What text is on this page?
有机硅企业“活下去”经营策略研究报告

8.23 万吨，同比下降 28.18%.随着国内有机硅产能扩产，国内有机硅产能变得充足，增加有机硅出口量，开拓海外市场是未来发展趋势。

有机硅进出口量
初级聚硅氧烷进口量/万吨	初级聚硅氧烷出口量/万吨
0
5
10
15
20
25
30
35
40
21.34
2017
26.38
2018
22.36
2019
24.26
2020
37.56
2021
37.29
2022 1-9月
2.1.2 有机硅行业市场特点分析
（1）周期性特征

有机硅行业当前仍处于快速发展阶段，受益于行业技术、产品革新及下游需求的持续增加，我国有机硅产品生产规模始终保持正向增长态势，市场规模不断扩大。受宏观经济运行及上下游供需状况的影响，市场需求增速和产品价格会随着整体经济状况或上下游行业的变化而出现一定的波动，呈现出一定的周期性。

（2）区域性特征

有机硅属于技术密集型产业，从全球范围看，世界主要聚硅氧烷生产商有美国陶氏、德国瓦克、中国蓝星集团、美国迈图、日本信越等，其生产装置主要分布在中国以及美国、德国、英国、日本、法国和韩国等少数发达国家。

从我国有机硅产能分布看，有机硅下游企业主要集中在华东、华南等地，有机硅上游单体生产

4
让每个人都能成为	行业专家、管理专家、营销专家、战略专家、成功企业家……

● DIRECTIONS FOR THIS TASK: Copy out the full set of records precisely, leaving nothing out.

● ANSWER TO THE EXERCISE:
What text is on this page?
有机硅企业“活下去”经营策略研究报告

8.23 万吨，同比下降 28.18%.随着国内有机硅产能扩产，国内有机硅产能变得充足，增加有机硅出口量，开拓海外市场是未来发展趋势。

有机硅进出口量
初级聚硅氧烷进口量/万吨	初级聚硅氧烷出口量/万吨
0
5
10
15
20
25
30
35
40
21.34
2017
26.38
2018
22.36
2019
24.26
2020
37.56
2021
37.29
2022 1-9月
2.1.2 有机硅行业市场特点分析
（1）周期性特征

有机硅行业当前仍处于快速发展阶段，受益于行业技术、产品革新及下游需求的持续增加，我国有机硅产品生产规模始终保持正向增长态势，市场规模不断扩大。受宏观经济运行及上下游供需状况的影响，市场需求增速和产品价格会随着整体经济状况或上下游行业的变化而出现一定的波动，呈现出一定的周期性。

（2）区域性特征

有机硅属于技术密集型产业，从全球范围看，世界主要聚硅氧烷生产商有美国陶氏、德国瓦克、中国蓝星集团、美国迈图、日本信越等，其生产装置主要分布在中国以及美国、德国、英国、日本、法国和韩国等少数发达国家。

从我国有机硅产能分布看，有机硅下游企业主要集中在华东、华南等地，有机硅上游单体生产

4
让每个人都能成为	行业专家、管理专家、营销专家、战略专家、成功企业家……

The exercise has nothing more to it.